Lines containing the string "Kristo" are to be counted; report the total by itself.

====== Stored records ======

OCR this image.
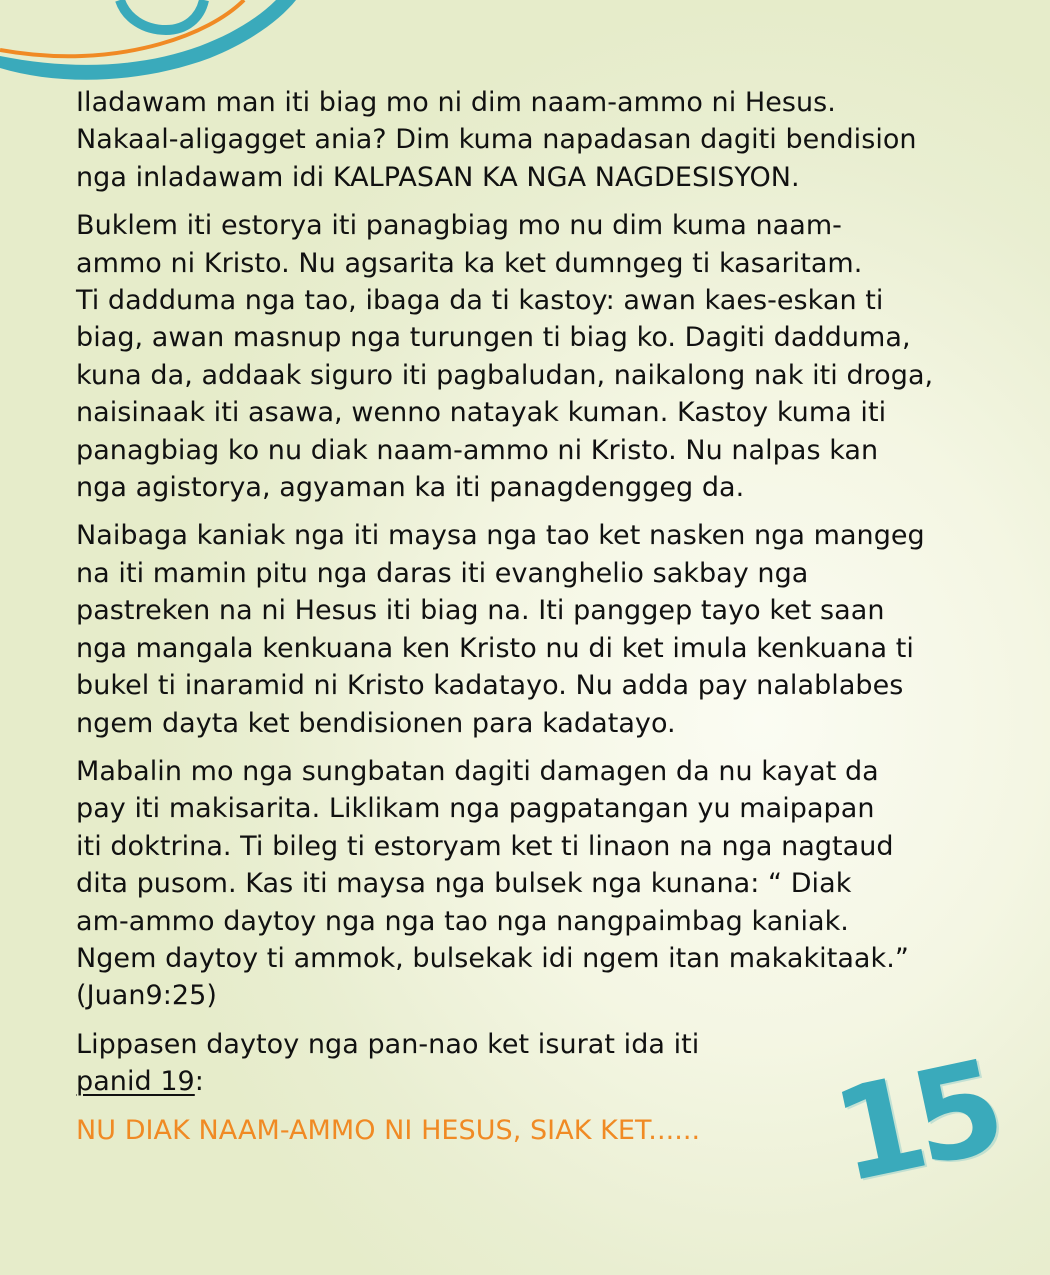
Iladawam man iti biag mo ni dim naam-ammo ni Hesus.
Nakaal-aligagget ania? Dim kuma napadasan dagiti bendision
nga inladawam idi KALPASAN KA NGA NAGDESISYON.
Buklem iti estorya iti panagbiag mo nu dim kuma naam-
ammo ni Kristo. Nu agsarita ka ket dumngeg ti kasaritam.
Ti dadduma nga tao, ibaga da ti kastoy: awan kaes-eskan ti
biag, awan masnup nga turungen ti biag ko. Dagiti dadduma,
kuna da, addaak siguro iti pagbaludan, naikalong nak iti droga,
naisinaak iti asawa, wenno natayak kuman. Kastoy kuma iti
panagbiag ko nu diak naam-ammo ni Kristo. Nu nalpas kan
nga agistorya, agyaman ka iti panagdenggeg da.
Naibaga kaniak nga iti maysa nga tao ket nasken nga mangeg
na iti mamin pitu nga daras iti evanghelio sakbay nga
pastreken na ni Hesus iti biag na. Iti panggep tayo ket saan
nga mangala kenkuana ken Kristo nu di ket imula kenkuana ti
bukel ti inaramid ni Kristo kadatayo. Nu adda pay nalablabes
ngem dayta ket bendisionen para kadatayo.
Mabalin mo nga sungbatan dagiti damagen da nu kayat da
pay iti makisarita. Liklikam nga pagpatangan yu maipapan
iti doktrina. Ti bileg ti estoryam ket ti linaon na nga nagtaud
dita pusom. Kas iti maysa nga bulsek nga kunana: “ Diak
am-ammo daytoy nga nga tao nga nangpaimbag kaniak.
Ngem daytoy ti ammok, bulsekak idi ngem itan makakitaak.”
(Juan9:25)
Lippasen daytoy nga pan-nao ket isurat ida iti
panid 19:
NU DIAK NAAM-AMMO NI HESUS, SIAK KET...... 15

======

Exercise solution:
4